Saved entries:

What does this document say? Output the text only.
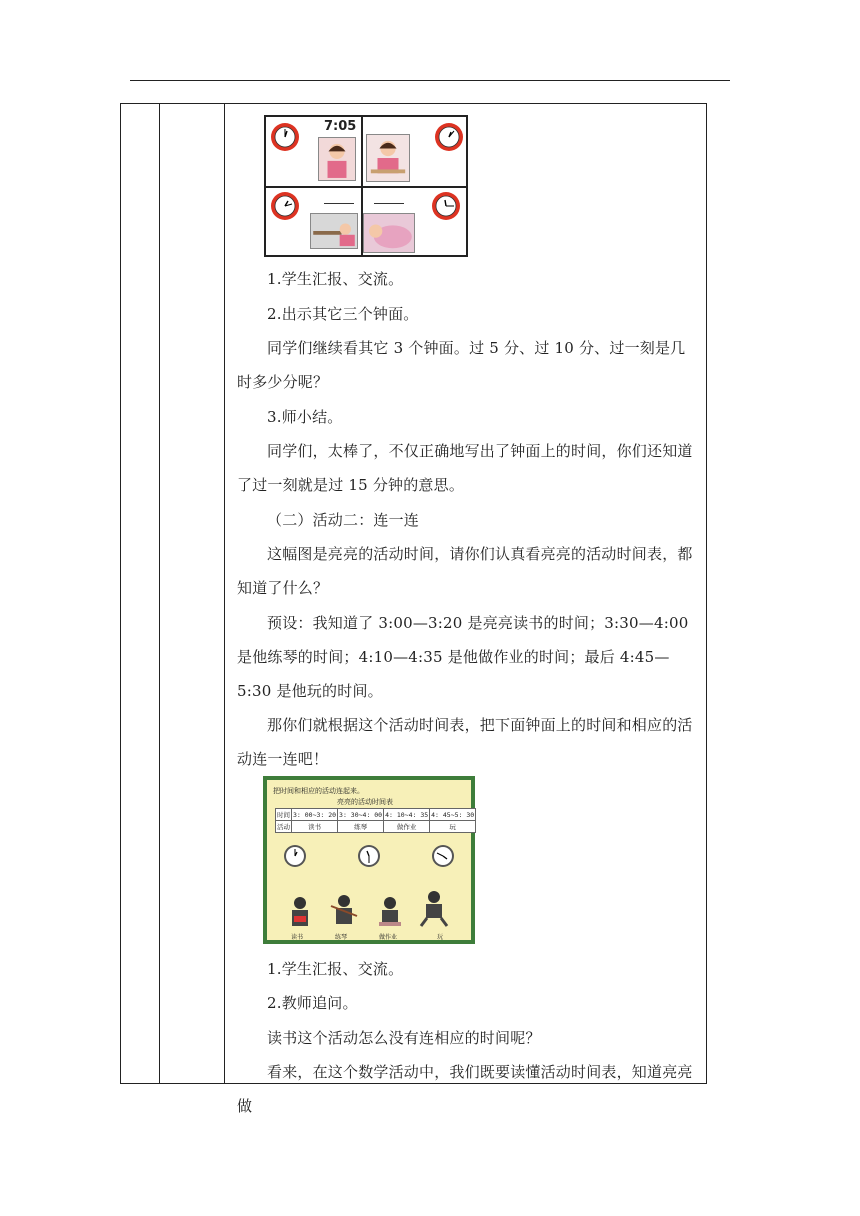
7:05

1.学生汇报、交流。

2.出示其它三个钟面。

同学们继续看其它 3 个钟面。过 5 分、过 10 分、过一刻是几时多少分呢？

3.师小结。

同学们，太棒了，不仅正确地写出了钟面上的时间，你们还知道了过一刻就是过 15 分钟的意思。

（二）活动二：连一连

这幅图是亮亮的活动时间，请你们认真看亮亮的活动时间表，都知道了什么？

预设：我知道了 3:00—3:20 是亮亮读书的时间；3:30—4:00 是他练琴的时间；4:10—4:35 是他做作业的时间；最后 4:45—5:30 是他玩的时间。

那你们就根据这个活动时间表，把下面钟面上的时间和相应的活动连一连吧！

把时间和相应的活动连起来。
亮亮的活动时间表
时间	3: 00~3: 20	3: 30~4: 00	4: 10~4: 35	4: 45~5: 30
活动	读书	练琴	做作业	玩
读书	练琴	做作业	玩

1.学生汇报、交流。

2.教师追问。

读书这个活动怎么没有连相应的时间呢？

看来，在这个数学活动中，我们既要读懂活动时间表，知道亮亮做
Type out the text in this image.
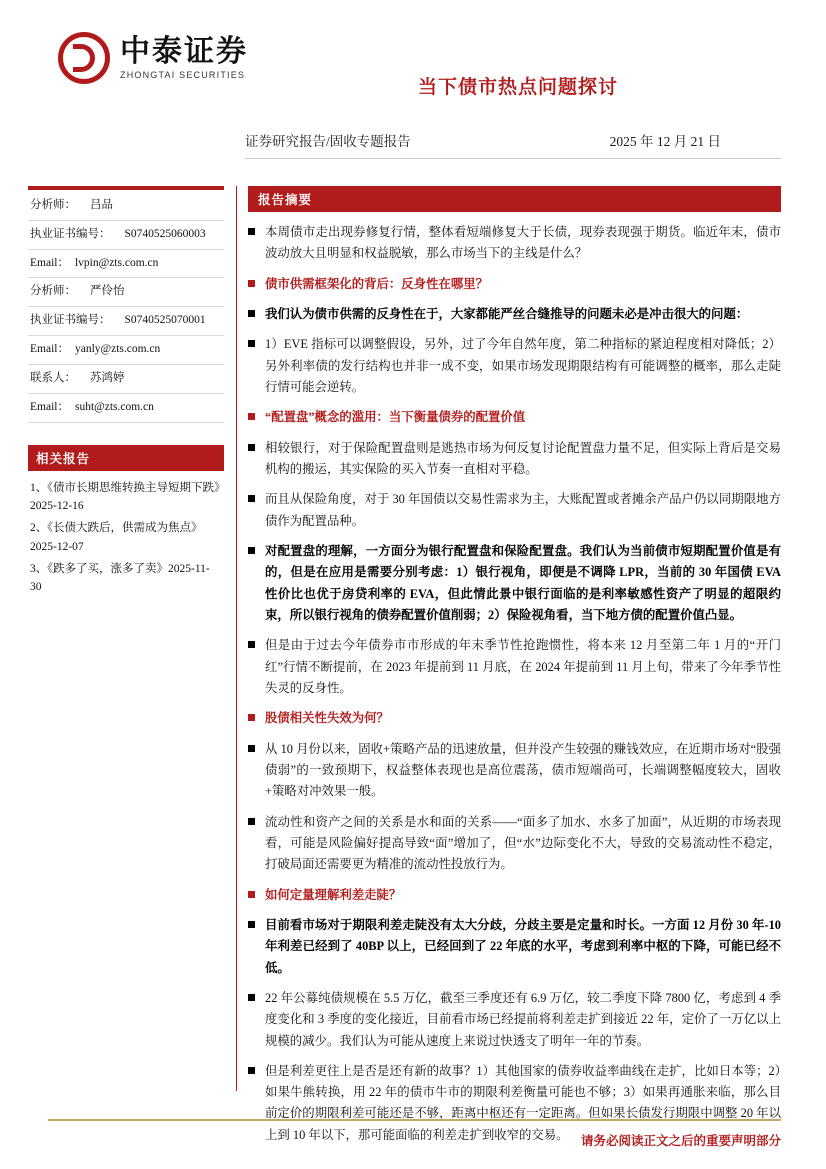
中泰证券
ZHONGTAI SECURITIES
当下债市热点问题探讨
证券研究报告/固收专题报告	2025 年 12 月 21 日
分析师： 吕品
执业证书编号： S0740525060003
Email： lvpin@zts.com.cn
分析师： 严伶怡
执业证书编号： S0740525070001
Email： yanly@zts.com.cn
联系人： 苏鸿婷
Email： suht@zts.com.cn
相关报告
1、《债市长期思维转换主导短期下跌》2025-12-16
2、《长债大跌后，供需成为焦点》2025-12-07
3、《跌多了买，涨多了卖》2025-11-30
报告摘要
本周债市走出现券修复行情，整体看短端修复大于长债，现券表现强于期货。临近年末，债市波动放大且明显和权益脱敏，那么市场当下的主线是什么？
债市供需框架化的背后：反身性在哪里？
我们认为债市供需的反身性在于，大家都能严丝合缝推导的问题未必是冲击很大的问题：
1）EVE 指标可以调整假设，另外，过了今年自然年度，第二种指标的紧迫程度相对降低；2）另外利率债的发行结构也并非一成不变，如果市场发现期限结构有可能调整的概率，那么走陡行情可能会逆转。
“配置盘”概念的滥用：当下衡量债券的配置价值
相较银行，对于保险配置盘则是逃热市场为何反复讨论配置盘力量不足，但实际上背后是交易机构的搬运，其实保险的买入节奏一直相对平稳。
而且从保险角度，对于 30 年国债以交易性需求为主，大账配置或者摊余产品户仍以同期限地方债作为配置品种。
对配置盘的理解，一方面分为银行配置盘和保险配置盘。我们认为当前债市短期配置价值是有的，但是在应用是需要分别考虑：1）银行视角，即便是不调降 LPR，当前的 30 年国债 EVA 性价比也优于房贷利率的 EVA，但此情此景中银行面临的是利率敏感性资产了明显的超限约束，所以银行视角的债券配置价值削弱；2）保险视角看，当下地方债的配置价值凸显。
但是由于过去今年债券市市形成的年末季节性抢跑惯性，将本来 12 月至第二年 1 月的“开门红”行情不断提前，在 2023 年提前到 11 月底，在 2024 年提前到 11 月上旬，带来了今年季节性失灵的反身性。
股债相关性失效为何？
从 10 月份以来，固收+策略产品的迅速放量，但并没产生较强的赚钱效应，在近期市场对“股强债弱”的一致预期下，权益整体表现也是高位震荡，债市短端尚可，长端调整幅度较大，固收+策略对冲效果一般。
流动性和资产之间的关系是水和面的关系——“面多了加水、水多了加面”，从近期的市场表现看，可能是风险偏好提高导致“面”增加了，但“水”边际变化不大，导致的交易流动性不稳定，打破局面还需要更为精准的流动性投放行为。
如何定量理解利差走陡？
目前看市场对于期限利差走陡没有太大分歧，分歧主要是定量和时长。一方面 12 月份 30 年-10 年利差已经到了 40BP 以上，已经回到了 22 年底的水平，考虑到利率中枢的下降，可能已经不低。
22 年公募纯债规模在 5.5 万亿，截至三季度还有 6.9 万亿，较二季度下降 7800 亿，考虑到 4 季度变化和 3 季度的变化接近，目前看市场已经提前将利差走扩到接近 22 年，定价了一万亿以上规模的减少。我们认为可能从速度上来说过快透支了明年一年的节奏。
但是利差更往上是否是还有新的故事？1）其他国家的债券收益率曲线在走扩，比如日本等；2）如果牛熊转换，用 22 年的债市牛市的期限利差衡量可能也不够；3）如果再通胀来临，那么目前定价的期限利差可能还是不够，距离中枢还有一定距离。但如果长债发行期限中调整 20 年以上到 10 年以下，那可能面临的利差走扩到收窄的交易。 请务必阅读正文之后的重要声明部分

__Written request__: Count the lines of the listing above that include the word "Email" and state the total with nothing else.

__Written response__: 3